# Material provided start
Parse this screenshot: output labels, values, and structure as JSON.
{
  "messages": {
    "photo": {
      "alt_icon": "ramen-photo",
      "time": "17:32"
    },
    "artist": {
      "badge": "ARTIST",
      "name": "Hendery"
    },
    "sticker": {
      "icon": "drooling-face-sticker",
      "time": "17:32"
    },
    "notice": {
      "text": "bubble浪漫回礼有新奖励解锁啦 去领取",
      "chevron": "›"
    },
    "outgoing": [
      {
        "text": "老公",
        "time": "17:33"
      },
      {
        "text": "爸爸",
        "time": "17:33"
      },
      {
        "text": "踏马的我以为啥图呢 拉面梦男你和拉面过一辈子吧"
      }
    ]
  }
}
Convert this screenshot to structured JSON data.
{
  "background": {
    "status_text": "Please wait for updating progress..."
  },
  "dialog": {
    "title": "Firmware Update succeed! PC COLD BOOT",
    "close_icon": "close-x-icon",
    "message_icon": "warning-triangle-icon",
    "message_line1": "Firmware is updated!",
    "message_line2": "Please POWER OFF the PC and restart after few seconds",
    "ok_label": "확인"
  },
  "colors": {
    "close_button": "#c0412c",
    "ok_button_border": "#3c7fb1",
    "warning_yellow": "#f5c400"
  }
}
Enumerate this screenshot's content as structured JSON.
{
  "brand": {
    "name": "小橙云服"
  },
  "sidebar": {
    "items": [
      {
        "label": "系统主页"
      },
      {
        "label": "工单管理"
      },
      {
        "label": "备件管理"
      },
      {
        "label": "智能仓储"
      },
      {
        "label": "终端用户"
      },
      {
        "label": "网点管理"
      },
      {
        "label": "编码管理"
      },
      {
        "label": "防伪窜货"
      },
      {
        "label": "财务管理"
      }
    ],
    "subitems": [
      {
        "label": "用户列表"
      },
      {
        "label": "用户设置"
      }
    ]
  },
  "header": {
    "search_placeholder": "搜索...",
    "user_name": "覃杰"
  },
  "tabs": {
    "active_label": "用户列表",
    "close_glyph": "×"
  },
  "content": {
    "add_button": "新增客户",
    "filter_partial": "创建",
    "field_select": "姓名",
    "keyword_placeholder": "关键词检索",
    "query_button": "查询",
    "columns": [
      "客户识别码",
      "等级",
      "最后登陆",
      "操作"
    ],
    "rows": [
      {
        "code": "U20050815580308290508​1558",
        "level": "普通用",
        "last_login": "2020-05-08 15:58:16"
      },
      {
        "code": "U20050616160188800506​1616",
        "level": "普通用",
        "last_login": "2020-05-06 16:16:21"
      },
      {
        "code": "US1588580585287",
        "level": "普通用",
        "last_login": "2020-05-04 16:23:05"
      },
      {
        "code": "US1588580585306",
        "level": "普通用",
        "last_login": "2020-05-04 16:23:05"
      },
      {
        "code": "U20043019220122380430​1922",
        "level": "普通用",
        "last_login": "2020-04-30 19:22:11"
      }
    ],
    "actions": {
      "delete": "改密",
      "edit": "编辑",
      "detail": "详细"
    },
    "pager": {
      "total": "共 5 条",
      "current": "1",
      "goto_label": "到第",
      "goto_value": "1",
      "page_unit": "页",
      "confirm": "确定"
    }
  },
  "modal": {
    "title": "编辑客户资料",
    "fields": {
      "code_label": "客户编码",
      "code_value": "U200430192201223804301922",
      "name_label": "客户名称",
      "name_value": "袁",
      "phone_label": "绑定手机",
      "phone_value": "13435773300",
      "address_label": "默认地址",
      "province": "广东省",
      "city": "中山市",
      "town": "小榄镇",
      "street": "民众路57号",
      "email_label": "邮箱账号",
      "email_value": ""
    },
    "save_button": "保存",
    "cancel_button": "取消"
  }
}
# Material provided end
What to do
Using the listing above, gather each line that holds the string "title" and copy it.

Finished exercise
    "title": "Firmware Update succeed! PC COLD BOOT",
    "title": "编辑客户资料",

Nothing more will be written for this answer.